Le gouvernement britannique ne se hasarde à donner aucune statistique officielle sur les arrivées prévues à partir de 2014, mais les chiffres qui circulent varient de 30.000 à 70.000 par an selon les sources.

La question est sensible dans un pays qui a connu une forte immigration d'Europe de l'est après l'élargissement de 2004.

Quelque 640.000 personnes vivant au Royaume-Uni viennent de Pologne, ce qui en fait le deuxième pays d'origine des immigrés après l'Inde, selon des chiffres officiels datant de 2012. En réalité, ils seraient plus d'un million, d'après la communauté polonaise.

"On a eu une expérience passée très difficile. Cela a été carrément désastreux", juge Nigel Mills, un député conservateur à l'initiative d'une motion destinée à prolonger de cinq ans la durée des restrictions. Le temps que les disparités économiques se réduisent entre le Royaume-Uni et les deux pays les plus pauvres de l'UE.

Objectif de l'exercice -
Extrayez mot pour mot, dans l'extrait sur l'immigration au Royaume-Uni, le passage allant de « Le gouvernement britannique » à « la communauté polonaise. » inclus.

(Entrées de données enregistrées)
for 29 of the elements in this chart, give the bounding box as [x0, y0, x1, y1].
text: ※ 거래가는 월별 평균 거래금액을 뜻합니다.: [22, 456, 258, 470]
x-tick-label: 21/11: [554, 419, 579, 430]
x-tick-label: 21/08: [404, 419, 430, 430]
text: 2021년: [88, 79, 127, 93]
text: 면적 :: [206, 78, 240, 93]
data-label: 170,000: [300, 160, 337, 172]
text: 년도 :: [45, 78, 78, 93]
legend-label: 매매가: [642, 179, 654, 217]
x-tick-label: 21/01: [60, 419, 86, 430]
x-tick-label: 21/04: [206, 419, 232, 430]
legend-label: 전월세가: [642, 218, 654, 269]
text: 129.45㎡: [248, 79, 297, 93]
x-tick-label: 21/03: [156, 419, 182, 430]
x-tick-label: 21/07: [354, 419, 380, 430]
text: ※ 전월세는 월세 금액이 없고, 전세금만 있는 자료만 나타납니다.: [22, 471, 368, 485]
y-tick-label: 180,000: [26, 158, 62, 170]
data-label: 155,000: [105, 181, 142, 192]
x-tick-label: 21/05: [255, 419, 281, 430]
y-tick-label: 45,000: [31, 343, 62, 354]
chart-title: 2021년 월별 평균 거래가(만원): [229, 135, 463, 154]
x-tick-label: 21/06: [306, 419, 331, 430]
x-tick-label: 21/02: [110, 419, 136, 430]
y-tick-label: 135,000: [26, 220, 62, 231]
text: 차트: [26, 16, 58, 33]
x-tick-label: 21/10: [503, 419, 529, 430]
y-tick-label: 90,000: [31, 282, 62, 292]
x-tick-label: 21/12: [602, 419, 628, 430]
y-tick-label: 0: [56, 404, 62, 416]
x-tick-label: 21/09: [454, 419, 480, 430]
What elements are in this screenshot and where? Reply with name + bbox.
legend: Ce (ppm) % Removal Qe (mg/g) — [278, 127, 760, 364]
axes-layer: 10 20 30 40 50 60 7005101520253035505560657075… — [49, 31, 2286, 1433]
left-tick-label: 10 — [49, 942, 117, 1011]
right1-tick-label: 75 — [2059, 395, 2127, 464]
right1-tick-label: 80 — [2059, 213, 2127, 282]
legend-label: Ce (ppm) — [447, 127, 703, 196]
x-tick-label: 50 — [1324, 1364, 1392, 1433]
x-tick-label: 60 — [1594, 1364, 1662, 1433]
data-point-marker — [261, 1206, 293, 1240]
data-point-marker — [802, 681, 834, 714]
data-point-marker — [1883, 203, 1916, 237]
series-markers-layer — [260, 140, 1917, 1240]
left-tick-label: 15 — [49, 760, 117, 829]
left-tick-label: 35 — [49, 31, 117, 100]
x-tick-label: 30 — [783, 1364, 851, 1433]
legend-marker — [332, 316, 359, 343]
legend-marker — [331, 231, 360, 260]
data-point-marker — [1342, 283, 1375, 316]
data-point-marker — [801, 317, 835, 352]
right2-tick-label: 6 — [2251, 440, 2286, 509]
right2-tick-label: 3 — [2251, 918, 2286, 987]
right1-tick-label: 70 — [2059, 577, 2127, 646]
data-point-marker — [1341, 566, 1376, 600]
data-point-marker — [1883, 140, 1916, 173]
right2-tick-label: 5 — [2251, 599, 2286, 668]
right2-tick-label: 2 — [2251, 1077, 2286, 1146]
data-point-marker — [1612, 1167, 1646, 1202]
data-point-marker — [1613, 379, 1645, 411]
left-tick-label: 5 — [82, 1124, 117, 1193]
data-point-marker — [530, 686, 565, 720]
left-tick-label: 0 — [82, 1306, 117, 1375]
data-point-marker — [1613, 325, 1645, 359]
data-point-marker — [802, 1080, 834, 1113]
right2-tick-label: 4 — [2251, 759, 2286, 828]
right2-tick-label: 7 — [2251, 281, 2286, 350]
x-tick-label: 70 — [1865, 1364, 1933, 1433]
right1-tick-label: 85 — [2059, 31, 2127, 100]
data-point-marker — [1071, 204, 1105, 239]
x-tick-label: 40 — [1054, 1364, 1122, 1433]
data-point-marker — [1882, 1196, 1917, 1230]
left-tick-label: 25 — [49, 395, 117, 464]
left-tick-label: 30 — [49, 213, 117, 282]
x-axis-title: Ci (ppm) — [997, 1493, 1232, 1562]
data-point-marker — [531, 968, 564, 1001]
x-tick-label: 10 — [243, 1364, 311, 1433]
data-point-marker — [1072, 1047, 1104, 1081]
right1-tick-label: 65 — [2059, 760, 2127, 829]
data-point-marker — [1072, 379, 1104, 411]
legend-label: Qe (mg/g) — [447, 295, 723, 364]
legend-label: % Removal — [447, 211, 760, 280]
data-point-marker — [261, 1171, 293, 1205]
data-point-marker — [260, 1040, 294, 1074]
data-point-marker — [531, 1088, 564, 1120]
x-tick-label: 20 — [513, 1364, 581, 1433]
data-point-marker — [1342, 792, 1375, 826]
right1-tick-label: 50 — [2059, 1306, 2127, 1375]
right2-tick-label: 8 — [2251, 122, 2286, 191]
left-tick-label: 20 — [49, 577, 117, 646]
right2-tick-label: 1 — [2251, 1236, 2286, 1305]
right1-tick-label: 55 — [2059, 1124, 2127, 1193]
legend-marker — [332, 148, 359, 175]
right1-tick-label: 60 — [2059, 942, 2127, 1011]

Réponse attendue -
Le gouvernement britannique ne se hasarde à donner aucune statistique officielle sur les arrivées prévues à partir de 2014, mais les chiffres qui circulent varient de 30.000 à 70.000 par an selon les sources.

La question est sensible dans un pays qui a connu une forte immigration d'Europe de l'est après l'élargissement de 2004.

Quelque 640.000 personnes vivant au Royaume-Uni viennent de Pologne, ce qui en fait le deuxième pays d'origine des immigrés après l'Inde, selon des chiffres officiels datant de 2012. En réalité, ils seraient plus d'un million, d'après la communauté polonaise.